◆ Task brief: From the entries below, gather every line containing the string "true".

◆ Material shown:
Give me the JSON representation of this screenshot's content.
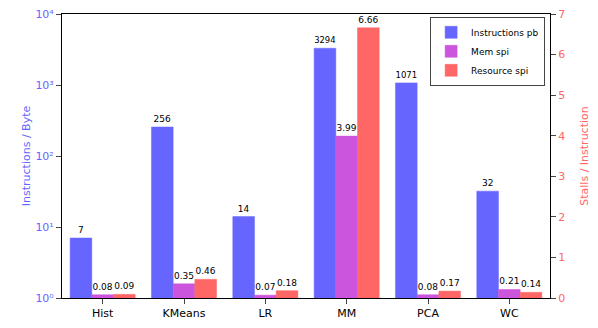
{
  "chart_data": {
    "type": "bar",
    "categories": [
      "Hist",
      "KMeans",
      "LR",
      "MM",
      "PCA",
      "WC"
    ],
    "series": [
      {
        "name": "Instructions pb",
        "color": "#6666ff",
        "values": [
          7,
          256,
          14,
          3294,
          1071,
          32
        ]
      },
      {
        "name": "Mem spi",
        "color": "#cc55dd",
        "values": [
          0.08,
          0.35,
          0.07,
          3.99,
          0.08,
          0.21
        ],
        "axis": "y2"
      },
      {
        "name": "Resource spi",
        "color": "#ff6666",
        "values": [
          0.09,
          0.46,
          0.18,
          6.66,
          0.17,
          0.14
        ],
        "axis": "y2"
      }
    ],
    "y_label": "Instructions / Byte",
    "y2_label": "Stalls / Instruction",
    "ylim": [
      1,
      10000
    ],
    "yticks": [
      {
        "value": 1,
        "label": "10⁰"
      },
      {
        "value": 10,
        "label": "10¹"
      },
      {
        "value": 100,
        "label": "10²"
      },
      {
        "value": 1000,
        "label": "10³"
      },
      {
        "value": 10000,
        "label": "10⁴"
      }
    ],
    "y2lim": [
      0,
      7
    ],
    "y2ticks": [
      0,
      1,
      2,
      3,
      4,
      5,
      6,
      7
    ],
    "log": "y",
    "data_labels": true,
    "legend": "upper right",
    "grid": false
  }
}
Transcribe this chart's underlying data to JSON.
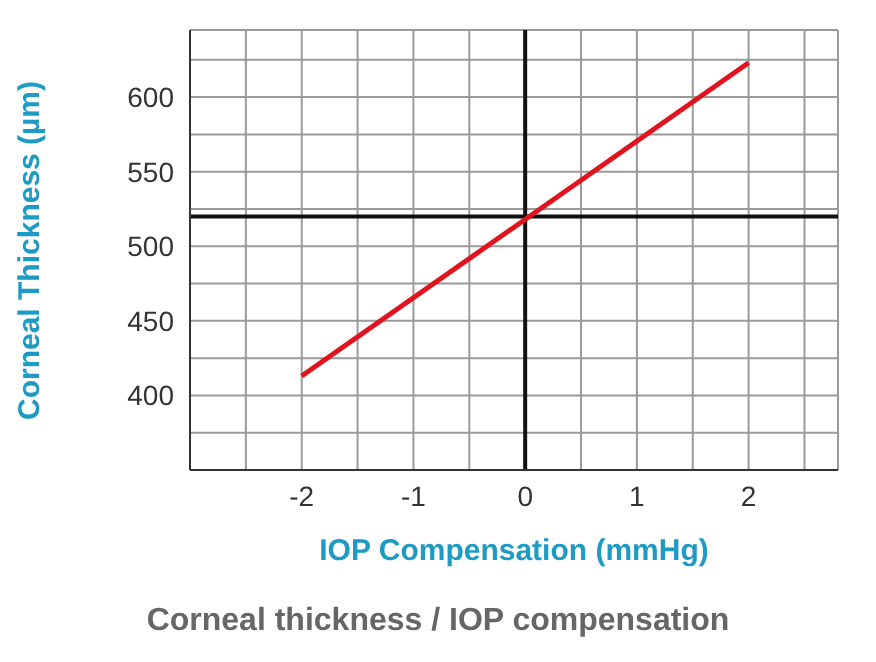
{
  "chart_data": {
    "type": "line",
    "xlabel": "IOP Compensation (mmHg)",
    "ylabel": "Corneal Thickness (µm)",
    "x": [
      -2,
      2
    ],
    "series": [
      {
        "color": "#e0141e",
        "values": [
          413,
          623
        ]
      }
    ],
    "xlim": [
      -3,
      2.8
    ],
    "xticks": [
      {
        "value": -2.5,
        "label": null
      },
      -2,
      {
        "value": -1.5,
        "label": null
      },
      -1,
      {
        "value": -0.5,
        "label": null
      },
      0,
      {
        "value": 0.5,
        "label": null
      },
      1,
      {
        "value": 1.5,
        "label": null
      },
      2,
      {
        "value": 2.5,
        "label": null
      }
    ],
    "ylim": [
      350,
      645
    ],
    "yticks": [
      {
        "value": 375,
        "label": null
      },
      400,
      {
        "value": 425,
        "label": null
      },
      450,
      {
        "value": 475,
        "label": null
      },
      500,
      {
        "value": 525,
        "label": null
      },
      550,
      {
        "value": 575,
        "label": null
      },
      600,
      {
        "value": 625,
        "label": null
      }
    ],
    "ref_lines": [
      {
        "axis": "y",
        "value": 520,
        "color": "#111111"
      },
      {
        "axis": "x",
        "value": 0,
        "color": "#111111"
      }
    ],
    "grid": true,
    "marker": "none",
    "line_style": "solid",
    "legend": false,
    "annotations": [
      "Corneal thickness / IOP compensation"
    ]
  }
}
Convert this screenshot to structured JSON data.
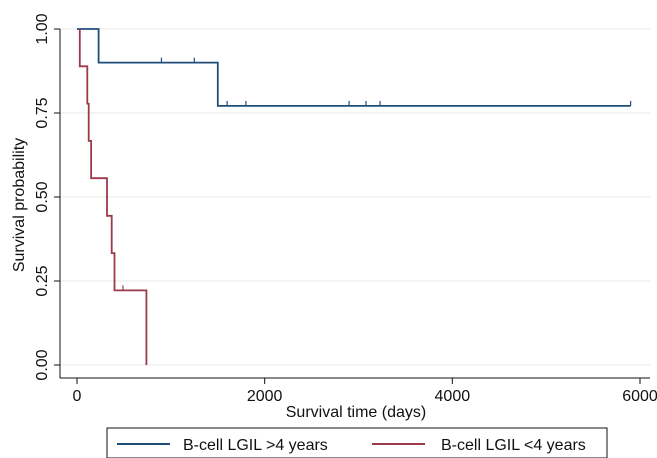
{
  "chart_data": {
    "type": "line",
    "step": true,
    "xlabel": "Survival time (days)",
    "ylabel": "Survival probability",
    "xlim": [
      0,
      6000
    ],
    "ylim": [
      0,
      1
    ],
    "x_ticks": [
      0,
      2000,
      4000,
      6000
    ],
    "x_tick_labels": [
      "0",
      "2000",
      "4000",
      "6000"
    ],
    "y_ticks": [
      0,
      0.25,
      0.5,
      0.75,
      1.0
    ],
    "y_tick_labels": [
      "0.00",
      "0.25",
      "0.50",
      "0.75",
      "1.00"
    ],
    "grid": "horizontal",
    "legend_position": "bottom",
    "series": [
      {
        "name": "B-cell LGIL >4 years",
        "color": "#1f4e79",
        "points": [
          [
            0,
            1.0
          ],
          [
            230,
            1.0
          ],
          [
            230,
            0.9
          ],
          [
            1500,
            0.9
          ],
          [
            1500,
            0.771
          ],
          [
            5900,
            0.771
          ]
        ],
        "end_drop_to_zero": false,
        "censor_marks": [
          [
            900,
            0.9
          ],
          [
            1250,
            0.9
          ],
          [
            1600,
            0.771
          ],
          [
            1800,
            0.771
          ],
          [
            2900,
            0.771
          ],
          [
            3080,
            0.771
          ],
          [
            3230,
            0.771
          ],
          [
            5900,
            0.771
          ]
        ]
      },
      {
        "name": "B-cell LGIL <4 years",
        "color": "#9b3a4a",
        "points": [
          [
            30,
            1.0
          ],
          [
            30,
            0.889
          ],
          [
            110,
            0.889
          ],
          [
            110,
            0.778
          ],
          [
            125,
            0.778
          ],
          [
            125,
            0.667
          ],
          [
            150,
            0.667
          ],
          [
            150,
            0.556
          ],
          [
            320,
            0.556
          ],
          [
            320,
            0.444
          ],
          [
            370,
            0.444
          ],
          [
            370,
            0.333
          ],
          [
            400,
            0.333
          ],
          [
            400,
            0.222
          ],
          [
            740,
            0.222
          ],
          [
            740,
            0.0
          ]
        ],
        "censor_marks": [
          [
            490,
            0.222
          ]
        ]
      }
    ]
  }
}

◆ Answer below:
    "data_labels": true,
    "grid": true,
    "step": true,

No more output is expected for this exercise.